▶ Article
● ● ● ●
OPTICAL COMMUNICATIONS The present invention relates to optical communications. It has particular application to optical communications systems with wavelength selectivity, and to optical filters.

In optical systems it is frequently desired to filter out a particular wavelength. In order to make the most effective use of investment in communications media and networks, it is sought to use as much of potential bandwidth as possible. In optical systems, one way of improving use of available bandwidth is to multiplex a number of waves of different wavelengths, each carrying different signals, on a single waveguide.

There is an increasing need for optical wavelength filters to separate out different signals in optical wavelength multiplexed systems. In such systems, telephony signals may be carried at a wavelength around 1300nm, and video and other broadband signals at around 1550nm, and optical filters are needed to separate out the two bands of signals. For example, it may be desired to reject 1550nm so that signals at that wavelength do not adversely affect reception by a telephony customer's receiver, of telephony signals at 1300nm.

It is expected that such systems will have widespread commercial use. Optical filters will need to be cheap to manufacture in bulk and to have good performance characteristics. For certain applications, a good rejection ratio will be important; that is, the ratio of desired signal transmitted to undesired signal rejected will be very large. In different wavelength multiplexed systems, different wavelengths will be used for transmission depending on the optical sources and receivers used, and the nature of the systems. It will be convenient to be able to manufacture filters adapted to transmit well in a selected wavelength region, and to reject effectively in another desired region, so that the system will not be constrained by the availability of suitable filters.

One system which requires optical filters at customers' premises is the present applicants' Passive Optical Network (PON) described in British Telecom Technology Journal, April 1989, Volume 7 No 2, pages 89-99. One approach which is described is to transmit a set of time division multiplexed (TDM) telephony signals. These signals are at a wavelength of around 1300nm and are carried on a single optical fibre from an exchange. A sequence of passive splitters is used to feed the full set of TDM signals to individual customers. The bits for a given customer aretime accessed for him at his receiver. In addition to TDM telephony signals, the system is used for transmitting broadband signals to those customers who have subscribed to a broadband service. These signals are carried at around 1550nm, together with some maintenance signals.An optical filter adjacent to the customer' s telephony receiver enables the network operator to provide the customer with telephony signals, but filters-out maintenance and broadband signals.
● ● ● ●
▶ Challenge 1
Update the part of the optical communications text that opens with the words containing "OPTICAL COMMUNICATIONS The" and closes with "a single waveguide.", putting "capacity" in place of "bandwidth".
▶ Challenge 2
Go on with the optical communications text, starting after its last sentence.
The data that come next are from a different source than the optical communications text.

▶ Dataset records
● ● ● ●
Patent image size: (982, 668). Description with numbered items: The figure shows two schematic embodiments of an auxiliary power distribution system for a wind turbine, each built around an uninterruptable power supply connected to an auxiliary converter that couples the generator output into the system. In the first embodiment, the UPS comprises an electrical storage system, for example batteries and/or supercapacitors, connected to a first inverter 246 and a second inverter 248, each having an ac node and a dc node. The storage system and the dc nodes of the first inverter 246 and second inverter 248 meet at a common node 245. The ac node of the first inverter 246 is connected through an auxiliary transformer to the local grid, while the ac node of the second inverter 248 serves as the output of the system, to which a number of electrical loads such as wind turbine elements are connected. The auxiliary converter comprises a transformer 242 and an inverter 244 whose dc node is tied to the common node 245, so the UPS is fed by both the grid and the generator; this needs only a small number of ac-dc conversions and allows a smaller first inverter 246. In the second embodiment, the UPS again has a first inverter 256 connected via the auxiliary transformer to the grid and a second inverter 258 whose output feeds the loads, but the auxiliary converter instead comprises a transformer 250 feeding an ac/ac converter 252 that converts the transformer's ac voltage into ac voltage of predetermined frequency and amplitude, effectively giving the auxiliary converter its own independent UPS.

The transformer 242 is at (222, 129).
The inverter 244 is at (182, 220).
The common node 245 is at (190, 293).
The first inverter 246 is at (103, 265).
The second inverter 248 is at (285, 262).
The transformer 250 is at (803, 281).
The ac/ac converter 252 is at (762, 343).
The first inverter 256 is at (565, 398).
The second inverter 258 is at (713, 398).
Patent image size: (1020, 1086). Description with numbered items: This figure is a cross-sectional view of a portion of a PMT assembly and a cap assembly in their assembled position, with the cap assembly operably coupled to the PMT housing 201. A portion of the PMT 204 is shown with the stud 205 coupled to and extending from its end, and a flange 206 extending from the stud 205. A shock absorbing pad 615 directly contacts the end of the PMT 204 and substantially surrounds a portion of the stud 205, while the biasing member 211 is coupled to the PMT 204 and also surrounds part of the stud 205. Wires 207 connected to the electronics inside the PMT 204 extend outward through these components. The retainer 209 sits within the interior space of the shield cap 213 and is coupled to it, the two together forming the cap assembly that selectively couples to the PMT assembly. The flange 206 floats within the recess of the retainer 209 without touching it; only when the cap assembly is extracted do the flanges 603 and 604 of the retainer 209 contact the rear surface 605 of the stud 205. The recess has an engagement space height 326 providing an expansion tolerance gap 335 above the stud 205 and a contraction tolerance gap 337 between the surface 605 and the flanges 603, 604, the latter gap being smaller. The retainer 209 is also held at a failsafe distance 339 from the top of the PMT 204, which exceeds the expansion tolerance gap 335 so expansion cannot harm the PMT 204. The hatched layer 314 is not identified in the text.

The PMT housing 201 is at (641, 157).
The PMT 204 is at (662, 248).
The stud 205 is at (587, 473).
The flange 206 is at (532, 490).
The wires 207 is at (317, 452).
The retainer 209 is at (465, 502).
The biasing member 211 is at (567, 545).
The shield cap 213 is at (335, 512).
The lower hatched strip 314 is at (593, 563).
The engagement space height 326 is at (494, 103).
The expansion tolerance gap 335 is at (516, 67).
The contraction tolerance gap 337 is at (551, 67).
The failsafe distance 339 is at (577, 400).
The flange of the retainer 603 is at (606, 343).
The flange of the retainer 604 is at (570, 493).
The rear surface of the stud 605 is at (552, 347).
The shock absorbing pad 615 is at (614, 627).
● ● ● ●
▶ Exercise answer 1
OPTICAL COMMUNICATIONS The present invention relates to optical communications. It has particular application to optical communications systems with wavelength selectivity, and to optical filters.

In optical systems it is frequently desired to filter out a particular wavelength. In order to make the most effective use of investment in communications media and networks, it is sought to use as much of potential capacity as possible. In optical systems, one way of improving use of available capacity is to multiplex a number of waves of different wavelengths, each carrying different signals, on a single waveguide.

▶ Exercise answer 2
The present applicants have conducted a trial of this system in which a single fibre is split 128 ways. A laser at the exchange end transmits TDM telephony signals in the 1260 to 1340nm window. In addition broadband signals are transmitted at 1500, 1525 and 1550nm and maintenance signals at 1575nm. Each telephony-only customer is provided with a filter which passes only the telephony wavelengths. Currently, multilayer dielectric interference filters are used in the PON system, although there can be problems with spurious reflections. A lmm square filter is precision-mounted in a ferrule, with optical fibres inserted on either side. A 1300nm signal has a typical loss of only 1. 5dB in transmission via the filter from one fibre to the other, whereas signals between 1500 and 1600nm are attenuated by around 20dB.There can be reflection problems which can be serious, especially in networks incorporating optical amplifiers.

Attempts have been made, in Japan and elsewhere, to develop improved filters with reduced reflection problems.

An alternative possibility is to provide a multilayer filter integrally on an optical detector. However, there are certain disadvantages with such filters; for example, there may be relatively high rejection of the desired signal.

Depending on the intended application for the filter, cost of manufacture may be an important factor. Certain prior art filters can be costly to produce.

The present invention provides, in one form, a filter which has a region of non-uniform refractive index.

According to a first aspect, the present invention provides an optical communications system with wavelength selectivity.

According to a second aspect, the invention provides an optical system in which first and second portions of a wavefront take different lengths of time to pass from a first position to a second position, such that at the second position the portions reinforce or cancel each other to an extent dependent on the wavelength of the wave.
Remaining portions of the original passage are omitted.